TASKS AND EXERCISES ::
a) Answer these questions using the psychiatric drugs post:
(i) According to David Healy, how many American children are now on antipsychotics?
(ii) Which company makes Risperdal?
(iii) What does the post name as the chief symptoms of bipolar disorder in children?
b) Copy everything in the psychiatric drugs post from "It's true - see" down to "for the condition.".

Tuesday, April 8, 2008

Psychiatric Drugs - Pets and Children!

Heard the news where drug companies are trying to sell psychiatric drugs to pet owners for their dogs?

It's true - see here:
http://www.technologyreview.com/Biotech/18463/

Well, the pet owner in this video
http://www.youtube.com/watch?v=He7Ge7Sogrk said "NO" to that baloney:

And here's some not so fun news:

2.5m children on drugs in US
April 07 2008

Antipsychotic drugs for children have taken off in the US on the back of a willingness to diagnose those with behavioural problems as having manic depression. Even children barely out of babyhood are getting a diagnosis of bipolar disorder, the modern term for the condition.

The chief symptoms are mood swings, which, however, are common in children of any age.

David Healy, an expert on bipolar disorder, said there were now 2.5 million American children on antipsychotics. However, the UK guidelines on the disorder, from the National Institute for Health and Clinical Excellence, urge caution.

One drug which prompted concern was Risperdal, originally to be sold for children with "irritability" or difficult behaviour in autism. It was reviewed by experts for the Medicines and Healthcare products Regulatory Agency because of "concern about the potential misuse of [it] as ... long-term chemical control". The drug's maker, Janssen-Cilag, though it won a licence for it, withdrew its application, citing differences with the authority.

Sami Timimi, a child psychiatrist, criticises the "social trend of using powerful, largely ineffective medicines to control the behaviour of [children] who have never had a say in what is imposed on them".

DATA PROVIDED ::
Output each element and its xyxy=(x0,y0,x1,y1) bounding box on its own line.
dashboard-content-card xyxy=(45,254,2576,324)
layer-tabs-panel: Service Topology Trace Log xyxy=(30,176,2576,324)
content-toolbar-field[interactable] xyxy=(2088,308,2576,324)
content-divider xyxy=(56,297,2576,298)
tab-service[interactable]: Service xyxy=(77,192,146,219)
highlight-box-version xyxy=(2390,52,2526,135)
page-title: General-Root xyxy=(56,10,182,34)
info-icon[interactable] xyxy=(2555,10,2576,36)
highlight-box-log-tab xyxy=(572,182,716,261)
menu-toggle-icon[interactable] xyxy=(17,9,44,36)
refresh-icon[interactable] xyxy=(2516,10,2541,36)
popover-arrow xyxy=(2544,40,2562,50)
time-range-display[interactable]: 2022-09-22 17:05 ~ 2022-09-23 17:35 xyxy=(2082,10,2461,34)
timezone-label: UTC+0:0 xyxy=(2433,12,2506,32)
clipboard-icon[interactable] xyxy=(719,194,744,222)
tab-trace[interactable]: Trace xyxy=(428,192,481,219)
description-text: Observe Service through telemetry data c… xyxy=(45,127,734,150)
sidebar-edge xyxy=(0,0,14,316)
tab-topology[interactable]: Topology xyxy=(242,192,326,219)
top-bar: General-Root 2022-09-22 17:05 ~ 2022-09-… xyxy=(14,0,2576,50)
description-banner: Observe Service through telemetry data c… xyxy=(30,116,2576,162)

ANSWERS TO THE EXERCISE ::
a)
(i) 2.5 million
(ii) Janssen-Cilag
(iii) Mood swings

b)
It's true - see here:
http://www.technologyreview.com/Biotech/18463/

Well, the pet owner in this video
http://www.youtube.com/watch?v=He7Ge7Sogrk said "NO" to that baloney:

And here's some not so fun news:

2.5m children on drugs in US
April 07 2008

Antipsychotic drugs for children have taken off in the US on the back of a willingness to diagnose those with behavioural problems as having manic depression. Even children barely out of babyhood are getting a diagnosis of bipolar disorder, the modern term for the condition.